— Begin DATA FOR THIS TASK —

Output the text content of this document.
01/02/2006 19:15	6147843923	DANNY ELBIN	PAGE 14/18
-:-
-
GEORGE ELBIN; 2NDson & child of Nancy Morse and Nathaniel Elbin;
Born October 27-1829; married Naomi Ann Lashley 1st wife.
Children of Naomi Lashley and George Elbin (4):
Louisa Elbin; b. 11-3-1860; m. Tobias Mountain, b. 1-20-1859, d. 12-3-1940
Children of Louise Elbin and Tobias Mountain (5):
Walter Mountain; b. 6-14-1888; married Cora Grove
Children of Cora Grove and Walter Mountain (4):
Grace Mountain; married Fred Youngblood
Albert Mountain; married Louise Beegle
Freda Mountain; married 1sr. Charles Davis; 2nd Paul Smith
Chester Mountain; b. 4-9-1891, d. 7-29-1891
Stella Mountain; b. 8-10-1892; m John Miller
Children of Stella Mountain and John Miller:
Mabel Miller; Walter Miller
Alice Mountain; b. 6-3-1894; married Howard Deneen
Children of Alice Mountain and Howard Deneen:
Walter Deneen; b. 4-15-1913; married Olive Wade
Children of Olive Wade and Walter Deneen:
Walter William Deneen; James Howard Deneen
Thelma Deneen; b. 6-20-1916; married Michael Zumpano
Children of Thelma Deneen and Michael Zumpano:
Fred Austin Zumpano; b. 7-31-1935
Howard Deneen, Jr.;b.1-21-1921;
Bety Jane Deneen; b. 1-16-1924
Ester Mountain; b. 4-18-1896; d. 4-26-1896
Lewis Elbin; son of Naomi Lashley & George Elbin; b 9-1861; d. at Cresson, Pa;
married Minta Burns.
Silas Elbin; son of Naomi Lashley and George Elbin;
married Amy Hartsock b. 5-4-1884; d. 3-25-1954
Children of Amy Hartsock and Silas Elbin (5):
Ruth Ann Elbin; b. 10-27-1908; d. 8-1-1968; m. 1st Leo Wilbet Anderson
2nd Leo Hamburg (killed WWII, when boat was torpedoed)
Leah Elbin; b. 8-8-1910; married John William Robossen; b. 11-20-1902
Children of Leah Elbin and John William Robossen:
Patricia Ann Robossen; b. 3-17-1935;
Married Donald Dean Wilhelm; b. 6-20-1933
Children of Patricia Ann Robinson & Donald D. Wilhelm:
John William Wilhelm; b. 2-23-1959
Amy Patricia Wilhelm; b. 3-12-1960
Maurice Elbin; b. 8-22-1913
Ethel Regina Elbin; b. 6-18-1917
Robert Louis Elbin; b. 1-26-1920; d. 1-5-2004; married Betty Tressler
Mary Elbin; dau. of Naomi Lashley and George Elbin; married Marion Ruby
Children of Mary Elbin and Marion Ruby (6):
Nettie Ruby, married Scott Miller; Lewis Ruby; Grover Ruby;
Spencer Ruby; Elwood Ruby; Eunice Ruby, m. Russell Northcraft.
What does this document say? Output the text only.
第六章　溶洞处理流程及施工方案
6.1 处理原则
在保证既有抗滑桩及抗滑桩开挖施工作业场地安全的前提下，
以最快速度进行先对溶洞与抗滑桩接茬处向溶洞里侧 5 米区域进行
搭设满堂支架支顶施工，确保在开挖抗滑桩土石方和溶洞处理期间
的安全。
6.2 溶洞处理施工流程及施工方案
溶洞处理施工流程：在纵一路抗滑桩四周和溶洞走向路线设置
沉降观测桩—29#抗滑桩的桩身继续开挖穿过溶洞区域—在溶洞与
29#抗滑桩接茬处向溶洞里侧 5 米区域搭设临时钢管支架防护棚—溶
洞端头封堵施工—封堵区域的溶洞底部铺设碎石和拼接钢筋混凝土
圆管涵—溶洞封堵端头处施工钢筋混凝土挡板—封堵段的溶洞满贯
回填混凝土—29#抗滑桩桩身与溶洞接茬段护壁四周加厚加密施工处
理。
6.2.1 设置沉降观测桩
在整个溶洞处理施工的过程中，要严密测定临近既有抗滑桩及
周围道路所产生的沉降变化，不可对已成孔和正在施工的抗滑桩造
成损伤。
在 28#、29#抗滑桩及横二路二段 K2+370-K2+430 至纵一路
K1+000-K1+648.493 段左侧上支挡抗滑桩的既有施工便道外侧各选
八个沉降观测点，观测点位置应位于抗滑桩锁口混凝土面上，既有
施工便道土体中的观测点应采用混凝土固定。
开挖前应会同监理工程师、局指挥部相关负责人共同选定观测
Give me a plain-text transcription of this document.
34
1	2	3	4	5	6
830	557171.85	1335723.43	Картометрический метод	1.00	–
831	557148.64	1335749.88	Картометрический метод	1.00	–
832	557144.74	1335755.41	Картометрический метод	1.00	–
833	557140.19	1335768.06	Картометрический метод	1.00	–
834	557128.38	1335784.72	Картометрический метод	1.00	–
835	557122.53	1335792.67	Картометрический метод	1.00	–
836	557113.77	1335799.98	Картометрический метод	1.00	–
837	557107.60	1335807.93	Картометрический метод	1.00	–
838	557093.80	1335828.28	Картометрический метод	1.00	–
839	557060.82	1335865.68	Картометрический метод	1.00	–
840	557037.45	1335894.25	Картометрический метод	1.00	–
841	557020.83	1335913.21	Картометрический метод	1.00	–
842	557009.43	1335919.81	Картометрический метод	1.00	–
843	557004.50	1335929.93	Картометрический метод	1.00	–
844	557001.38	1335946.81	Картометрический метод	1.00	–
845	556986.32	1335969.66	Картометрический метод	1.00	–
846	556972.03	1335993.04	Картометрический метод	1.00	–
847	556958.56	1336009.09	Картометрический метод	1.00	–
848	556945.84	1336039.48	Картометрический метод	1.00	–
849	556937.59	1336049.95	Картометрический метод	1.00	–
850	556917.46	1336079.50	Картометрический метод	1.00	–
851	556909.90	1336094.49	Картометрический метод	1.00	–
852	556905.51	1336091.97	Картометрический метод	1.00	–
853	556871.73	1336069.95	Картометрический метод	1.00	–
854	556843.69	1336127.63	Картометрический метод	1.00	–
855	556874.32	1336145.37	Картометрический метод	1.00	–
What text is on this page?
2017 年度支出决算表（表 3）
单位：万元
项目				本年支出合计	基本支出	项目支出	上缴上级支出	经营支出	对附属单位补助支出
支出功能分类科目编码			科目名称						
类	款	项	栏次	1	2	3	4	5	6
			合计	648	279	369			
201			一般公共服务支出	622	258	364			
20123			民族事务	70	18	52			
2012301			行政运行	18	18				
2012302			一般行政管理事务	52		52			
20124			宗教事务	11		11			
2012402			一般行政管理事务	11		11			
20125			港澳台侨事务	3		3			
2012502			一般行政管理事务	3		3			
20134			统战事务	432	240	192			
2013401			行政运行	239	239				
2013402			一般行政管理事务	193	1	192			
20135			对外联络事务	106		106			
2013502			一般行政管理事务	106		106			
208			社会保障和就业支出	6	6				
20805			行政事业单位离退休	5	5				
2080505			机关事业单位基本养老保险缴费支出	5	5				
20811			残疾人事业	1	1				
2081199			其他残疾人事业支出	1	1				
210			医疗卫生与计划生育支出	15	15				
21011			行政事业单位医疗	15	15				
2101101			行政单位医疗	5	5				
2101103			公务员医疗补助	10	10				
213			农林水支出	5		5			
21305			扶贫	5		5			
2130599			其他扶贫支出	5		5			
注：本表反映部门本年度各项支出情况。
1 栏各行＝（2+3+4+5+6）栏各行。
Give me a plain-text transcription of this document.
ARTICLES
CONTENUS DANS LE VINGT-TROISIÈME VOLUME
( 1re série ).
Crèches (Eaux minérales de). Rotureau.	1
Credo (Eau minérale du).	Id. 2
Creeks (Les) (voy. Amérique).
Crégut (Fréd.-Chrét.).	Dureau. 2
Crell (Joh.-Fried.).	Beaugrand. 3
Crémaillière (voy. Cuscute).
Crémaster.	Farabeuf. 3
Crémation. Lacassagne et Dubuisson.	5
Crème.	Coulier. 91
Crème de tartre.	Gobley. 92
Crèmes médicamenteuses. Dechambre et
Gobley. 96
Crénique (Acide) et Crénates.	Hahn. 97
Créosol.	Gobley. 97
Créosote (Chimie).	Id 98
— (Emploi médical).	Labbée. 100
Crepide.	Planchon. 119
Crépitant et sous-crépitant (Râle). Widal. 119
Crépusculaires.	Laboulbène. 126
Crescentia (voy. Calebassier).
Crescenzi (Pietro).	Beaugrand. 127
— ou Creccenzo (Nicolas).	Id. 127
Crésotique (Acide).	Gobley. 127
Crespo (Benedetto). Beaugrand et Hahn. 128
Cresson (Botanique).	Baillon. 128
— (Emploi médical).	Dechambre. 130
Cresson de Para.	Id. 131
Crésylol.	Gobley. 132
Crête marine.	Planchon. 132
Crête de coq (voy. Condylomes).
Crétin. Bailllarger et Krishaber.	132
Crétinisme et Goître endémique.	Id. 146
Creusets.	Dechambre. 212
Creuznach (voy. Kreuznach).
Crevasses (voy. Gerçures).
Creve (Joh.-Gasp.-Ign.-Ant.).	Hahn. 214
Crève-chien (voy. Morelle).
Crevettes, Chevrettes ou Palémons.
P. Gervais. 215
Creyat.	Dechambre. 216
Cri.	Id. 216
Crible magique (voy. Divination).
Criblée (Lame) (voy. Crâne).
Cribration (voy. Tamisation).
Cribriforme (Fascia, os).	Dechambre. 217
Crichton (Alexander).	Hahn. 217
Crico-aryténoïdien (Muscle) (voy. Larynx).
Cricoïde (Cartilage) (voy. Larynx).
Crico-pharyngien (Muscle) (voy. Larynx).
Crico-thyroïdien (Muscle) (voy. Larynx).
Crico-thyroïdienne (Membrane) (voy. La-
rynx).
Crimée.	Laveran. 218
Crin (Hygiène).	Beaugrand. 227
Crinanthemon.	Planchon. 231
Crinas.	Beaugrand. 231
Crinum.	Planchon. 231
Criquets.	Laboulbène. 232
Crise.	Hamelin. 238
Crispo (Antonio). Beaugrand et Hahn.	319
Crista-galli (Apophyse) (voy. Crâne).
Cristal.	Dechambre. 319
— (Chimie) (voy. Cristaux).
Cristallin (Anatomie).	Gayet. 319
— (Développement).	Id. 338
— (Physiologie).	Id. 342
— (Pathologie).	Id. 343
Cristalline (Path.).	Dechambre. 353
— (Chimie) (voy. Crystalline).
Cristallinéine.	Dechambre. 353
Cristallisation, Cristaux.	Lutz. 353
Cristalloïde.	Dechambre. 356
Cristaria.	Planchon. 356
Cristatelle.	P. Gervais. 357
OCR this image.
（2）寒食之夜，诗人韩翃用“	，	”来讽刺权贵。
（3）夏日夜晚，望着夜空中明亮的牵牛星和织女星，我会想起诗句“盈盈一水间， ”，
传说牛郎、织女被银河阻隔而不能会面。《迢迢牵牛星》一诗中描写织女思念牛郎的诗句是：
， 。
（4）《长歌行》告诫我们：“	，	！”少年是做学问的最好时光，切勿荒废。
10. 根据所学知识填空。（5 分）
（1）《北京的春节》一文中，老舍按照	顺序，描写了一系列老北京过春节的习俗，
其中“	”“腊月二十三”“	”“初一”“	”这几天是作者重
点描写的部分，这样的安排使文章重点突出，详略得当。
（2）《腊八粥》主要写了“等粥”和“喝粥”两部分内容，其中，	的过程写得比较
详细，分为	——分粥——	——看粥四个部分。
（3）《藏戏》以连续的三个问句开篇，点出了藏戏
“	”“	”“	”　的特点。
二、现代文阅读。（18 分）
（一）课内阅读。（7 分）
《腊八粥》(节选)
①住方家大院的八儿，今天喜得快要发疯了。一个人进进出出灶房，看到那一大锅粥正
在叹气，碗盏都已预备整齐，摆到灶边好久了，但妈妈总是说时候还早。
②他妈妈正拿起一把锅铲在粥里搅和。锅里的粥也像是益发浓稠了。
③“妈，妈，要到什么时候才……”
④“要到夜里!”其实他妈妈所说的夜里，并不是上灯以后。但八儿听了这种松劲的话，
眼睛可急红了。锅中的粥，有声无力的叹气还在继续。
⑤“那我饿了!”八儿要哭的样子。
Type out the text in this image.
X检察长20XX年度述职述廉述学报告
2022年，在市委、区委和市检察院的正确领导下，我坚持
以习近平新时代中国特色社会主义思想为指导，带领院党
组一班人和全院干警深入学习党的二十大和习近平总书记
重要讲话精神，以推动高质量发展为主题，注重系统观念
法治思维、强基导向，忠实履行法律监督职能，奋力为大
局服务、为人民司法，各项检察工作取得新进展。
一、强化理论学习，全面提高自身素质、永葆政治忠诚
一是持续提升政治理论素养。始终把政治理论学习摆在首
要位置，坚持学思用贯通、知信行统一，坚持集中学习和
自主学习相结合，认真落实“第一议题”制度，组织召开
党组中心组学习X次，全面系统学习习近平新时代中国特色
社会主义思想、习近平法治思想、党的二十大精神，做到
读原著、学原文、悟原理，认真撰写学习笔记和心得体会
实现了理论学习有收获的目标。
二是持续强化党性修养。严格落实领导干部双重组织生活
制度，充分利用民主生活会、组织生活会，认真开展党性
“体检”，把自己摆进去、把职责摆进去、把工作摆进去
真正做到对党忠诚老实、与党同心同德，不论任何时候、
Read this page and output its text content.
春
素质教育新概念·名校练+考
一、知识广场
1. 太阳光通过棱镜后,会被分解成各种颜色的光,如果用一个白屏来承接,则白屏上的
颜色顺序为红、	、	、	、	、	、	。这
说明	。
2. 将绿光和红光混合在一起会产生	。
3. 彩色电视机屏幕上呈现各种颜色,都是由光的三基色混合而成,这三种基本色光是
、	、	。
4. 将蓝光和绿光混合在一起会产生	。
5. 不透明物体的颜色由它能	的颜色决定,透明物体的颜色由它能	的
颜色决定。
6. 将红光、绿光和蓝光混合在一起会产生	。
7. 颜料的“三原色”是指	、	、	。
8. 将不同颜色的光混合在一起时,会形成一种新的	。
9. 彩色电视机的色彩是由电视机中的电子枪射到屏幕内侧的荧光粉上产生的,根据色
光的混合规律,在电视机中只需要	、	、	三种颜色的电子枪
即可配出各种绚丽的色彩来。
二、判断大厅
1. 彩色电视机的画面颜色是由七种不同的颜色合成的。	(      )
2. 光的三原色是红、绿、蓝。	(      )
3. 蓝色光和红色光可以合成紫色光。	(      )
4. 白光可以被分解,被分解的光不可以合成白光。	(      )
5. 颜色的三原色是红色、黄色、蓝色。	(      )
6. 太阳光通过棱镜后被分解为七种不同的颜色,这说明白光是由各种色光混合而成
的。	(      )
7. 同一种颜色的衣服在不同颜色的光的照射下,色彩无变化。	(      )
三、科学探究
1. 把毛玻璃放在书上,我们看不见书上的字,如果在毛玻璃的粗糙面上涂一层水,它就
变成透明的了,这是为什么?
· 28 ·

— End DATA FOR THIS TASK —

§ **AIM OF THE EXERCISE**
Repeat exactly, and only, the lines from the line with "Read this page and output its text content." through the end of the listing above, both ends included.

§ **TASK ANSWER**
Read this page and output its text content.
春
素质教育新概念·名校练+考
一、知识广场
1. 太阳光通过棱镜后,会被分解成各种颜色的光,如果用一个白屏来承接,则白屏上的
颜色顺序为红、	、	、	、	、	、	。这
说明	。
2. 将绿光和红光混合在一起会产生	。
3. 彩色电视机屏幕上呈现各种颜色,都是由光的三基色混合而成,这三种基本色光是
、	、	。
4. 将蓝光和绿光混合在一起会产生	。
5. 不透明物体的颜色由它能	的颜色决定,透明物体的颜色由它能	的
颜色决定。
6. 将红光、绿光和蓝光混合在一起会产生	。
7. 颜料的“三原色”是指	、	、	。
8. 将不同颜色的光混合在一起时,会形成一种新的	。
9. 彩色电视机的色彩是由电视机中的电子枪射到屏幕内侧的荧光粉上产生的,根据色
光的混合规律,在电视机中只需要	、	、	三种颜色的电子枪
即可配出各种绚丽的色彩来。
二、判断大厅
1. 彩色电视机的画面颜色是由七种不同的颜色合成的。	(      )
2. 光的三原色是红、绿、蓝。	(      )
3. 蓝色光和红色光可以合成紫色光。	(      )
4. 白光可以被分解,被分解的光不可以合成白光。	(      )
5. 颜色的三原色是红色、黄色、蓝色。	(      )
6. 太阳光通过棱镜后被分解为七种不同的颜色,这说明白光是由各种色光混合而成
的。	(      )
7. 同一种颜色的衣服在不同颜色的光的照射下,色彩无变化。	(      )
三、科学探究
1. 把毛玻璃放在书上,我们看不见书上的字,如果在毛玻璃的粗糙面上涂一层水,它就
变成透明的了,这是为什么?
· 28 ·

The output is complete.